## [INSTRUCTION A]
In the biography of Ronald Joseph Smith below, which government department did he join as a cadet in February 1937?

## [DOCUMENT SECTION]
=======

Dictionary of New Zealand Bography logo

Story: Smith, Ronald Joseph

Page 1: Biography

Smith, Ronald Joseph

1921–1995

Public servant, communist, peace activist

This biography, written by Kerry Taylor, was first published in the Dictionary of New Zealand Biography in 2000.

Ronald Joseph Smith was born in Wellington on 2 May 1921, the son of carpenter Joseph Copley Smith and his London-born wife, Mabel Ellen Courcha, a former laundry worker. He was educated at Wellington College, leaving in 1936 after passing the School Certificate and University Entrance examinations. After starting work as a compositor’s assistant in a print shop, he joined the public service in February 1937 as a cadet in the Land and Income Tax Department. In the late 1930s he was also active in the scouting movement.

Smith grew up in a highly politicised household with strong links to the New Zealand Labour Party. At 17 he became a member of the party’s Island Bay branch, but in 1940, following the expulsion of John A. Lee, Ron and his mother joined Lee’s new Democratic Labour Party. However, by this time Smith’s political sympathies had already begun moving further to the left. His radicalism had several causes, including his father’s experience of unemployment during the depression, an instinctive anti-militarism, and a questioning mind which often challenged orthodoxy but sought comprehensive explanations. He was essentially a believer and sought answers in popular socialist literature, including works by Palme Dutt and Upton Sinclair, and articles in the New Zealand journal Tomorrow .

In 1940 he was conscripted into the army. He had become increasingly impressed by Communist Party of New Zealand (CPNZ) publications, and was formally approached to join the party while on army training at Waiouru in April 1941. He transferred to the Royal New Zealand Air Force in 1943 and served in Europe as a navigator in de Havilland Mosquito night-fighters in 1945, but did not see combat. During his wartime service Smith was active in party work, both in New Zealand and overseas, attending a number of national conferences from 1943.

=======

## [INSTRUCTION B]
Reproduce verbatim the stretch of the entries from the line that contains "card-description: Make better, faster" through the line that contains "trusted-by-label: TRUSTED BY".

=======

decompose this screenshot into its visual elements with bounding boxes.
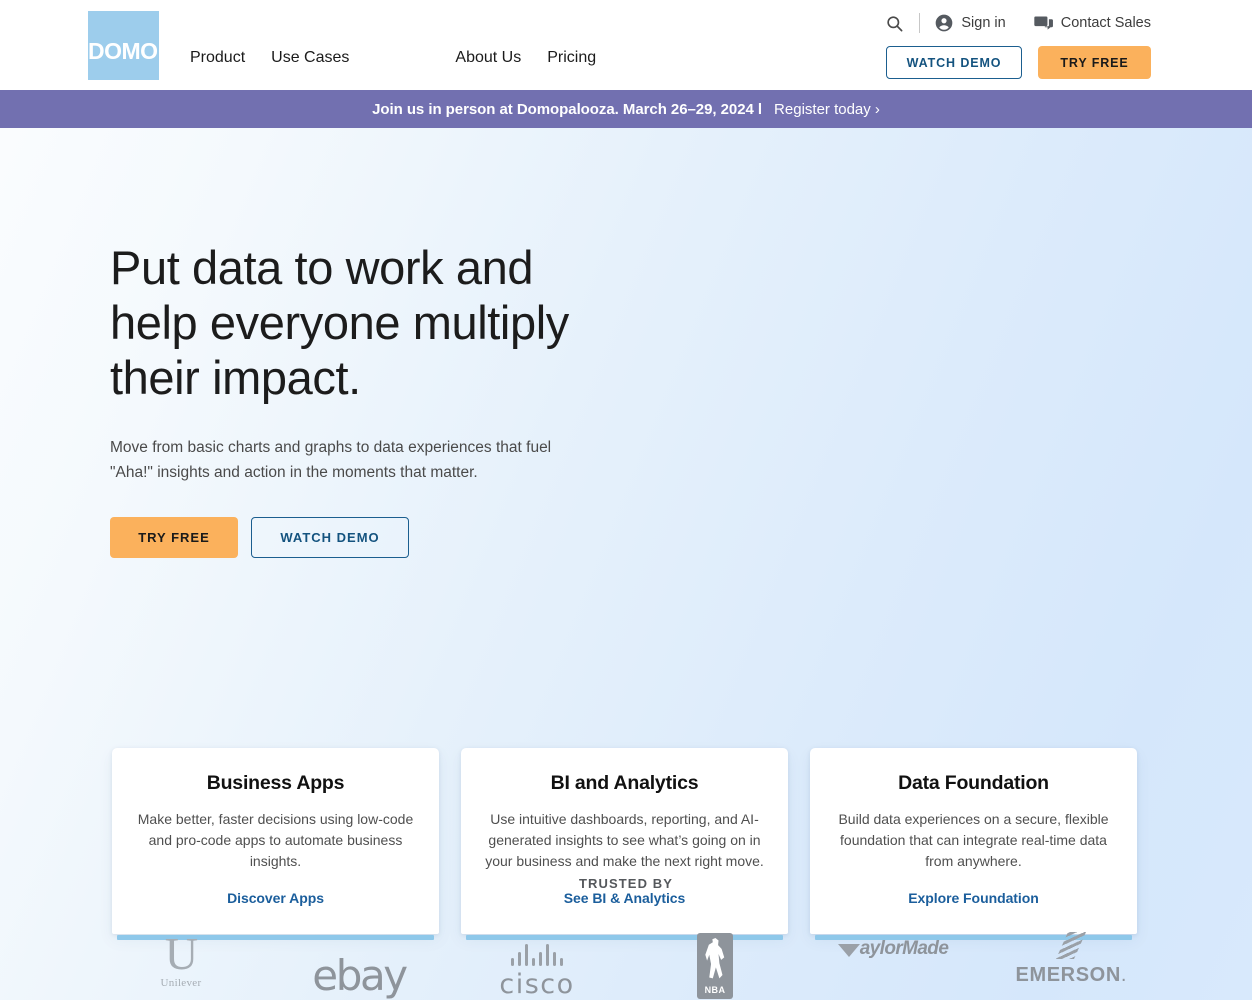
card-description: Make better, faster decisions using low-… [137,811,414,869]
sign-in-label: Sign in [961,15,1006,31]
contact-sales-link[interactable]: Contact Sales [1033,13,1151,34]
search-icon[interactable] [881,11,907,35]
site-header: DOMO Product Use Cases About Us Pricing [0,0,1252,90]
announcement-content: Join us in person at Domopalooza. March … [372,101,880,118]
card-description: Use intuitive dashboards, reporting, and… [485,811,764,869]
nav-item-about-us[interactable]: About Us [455,47,521,69]
card-title: BI and Analytics [550,772,699,794]
cisco-logo-label: cisco [499,969,575,1000]
watch-demo-button[interactable]: WATCH DEMO [886,46,1022,79]
taylormade-logo-label: aylorMade [859,938,949,959]
trusted-by-label: TRUSTED BY [578,876,674,891]
hero-cta-group: TRY FREE WATCH DEMO [110,517,730,558]
try-free-button[interactable]: TRY FREE [1038,46,1151,79]
cisco-bars-icon [511,944,563,966]
nav-item-product[interactable]: Product [190,47,245,69]
trusted-by-section: TRUSTED BY U Unilever ebay cisco NBA ayl… [0,876,1252,999]
page-title: Put data to work and help everyone multi… [110,241,569,404]
ebay-logo-label: ebay [312,951,408,1000]
taylormade-logo: aylorMade [804,921,982,999]
cisco-logo: cisco [448,921,626,999]
nba-logo-label: NBA [704,985,726,995]
emerson-logo: EMERSON. [982,921,1160,999]
unilever-logo-label: Unilever [160,976,202,989]
hero-section: Put data to work and help everyone multi… [0,128,1252,1000]
unilever-u-icon: U [164,927,198,979]
ebay-logo: ebay [270,921,448,999]
hero-watch-demo-button[interactable]: WATCH DEMO [251,517,409,558]
header-utility-row: Sign in Contact Sales [881,11,1151,35]
page-root: DOMO Product Use Cases About Us Pricing [0,0,1252,1000]
nba-logo: NBA [626,921,804,999]
card-description: Build data experiences on a secure, flex… [838,811,1109,869]
nba-badge-icon: NBA [697,933,733,999]
domo-logo-wordmark: DOMO [88,38,158,64]
nav-item-use-cases[interactable]: Use Cases [271,47,349,69]
domo-logo[interactable]: DOMO [88,11,159,80]
announcement-register-link[interactable]: Register today › [774,101,880,118]
nba-player-silhouette-icon [705,938,725,979]
main-navigation: Product Use Cases About Us Pricing [190,47,596,69]
client-logo-strip: U Unilever ebay cisco NBA aylorMade EMER… [0,919,1252,999]
announcement-banner: Join us in person at Domopalooza. March … [0,90,1252,128]
header-divider [919,13,921,33]
header-cta-group: WATCH DEMO TRY FREE [886,46,1151,79]
unilever-logo: U Unilever [92,921,270,999]
emerson-logo-label: EMERSON [1015,964,1121,986]
hero-subtitle: Move from basic charts and graphs to dat… [110,439,552,481]
card-title: Data Foundation [898,772,1049,794]
emerson-mark-icon [1056,932,1086,959]
announcement-text: Join us in person at Domopalooza. March … [372,100,763,118]
contact-sales-label: Contact Sales [1060,15,1151,31]
card-title: Business Apps [206,772,345,794]
account-circle-icon [934,13,954,33]
emerson-logo-dot: . [1120,964,1127,986]
sign-in-link[interactable]: Sign in [934,13,1006,33]
chat-bubbles-icon [1033,13,1054,34]
hero-try-free-button[interactable]: TRY FREE [110,517,238,558]
taylormade-triangle-icon [837,944,860,957]
hero-copy: Put data to work and help everyone multi… [110,240,730,558]
nav-item-pricing[interactable]: Pricing [547,47,596,69]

=======

## [TASK RESULT A]
The Land and Income Tax Department.

## [TASK RESULT B]
card-description: Make better, faster decisions using low-… [137,811,414,869]
sign-in-label: Sign in [961,15,1006,31]
contact-sales-link[interactable]: Contact Sales [1033,13,1151,34]
search-icon[interactable] [881,11,907,35]
site-header: DOMO Product Use Cases About Us Pricing [0,0,1252,90]
announcement-content: Join us in person at Domopalooza. March … [372,101,880,118]
card-description: Use intuitive dashboards, reporting, and… [485,811,764,869]
nav-item-about-us[interactable]: About Us [455,47,521,69]
card-title: BI and Analytics [550,772,699,794]
cisco-logo-label: cisco [499,969,575,1000]
watch-demo-button[interactable]: WATCH DEMO [886,46,1022,79]
taylormade-logo-label: aylorMade [859,938,949,959]
trusted-by-label: TRUSTED BY [578,876,674,891]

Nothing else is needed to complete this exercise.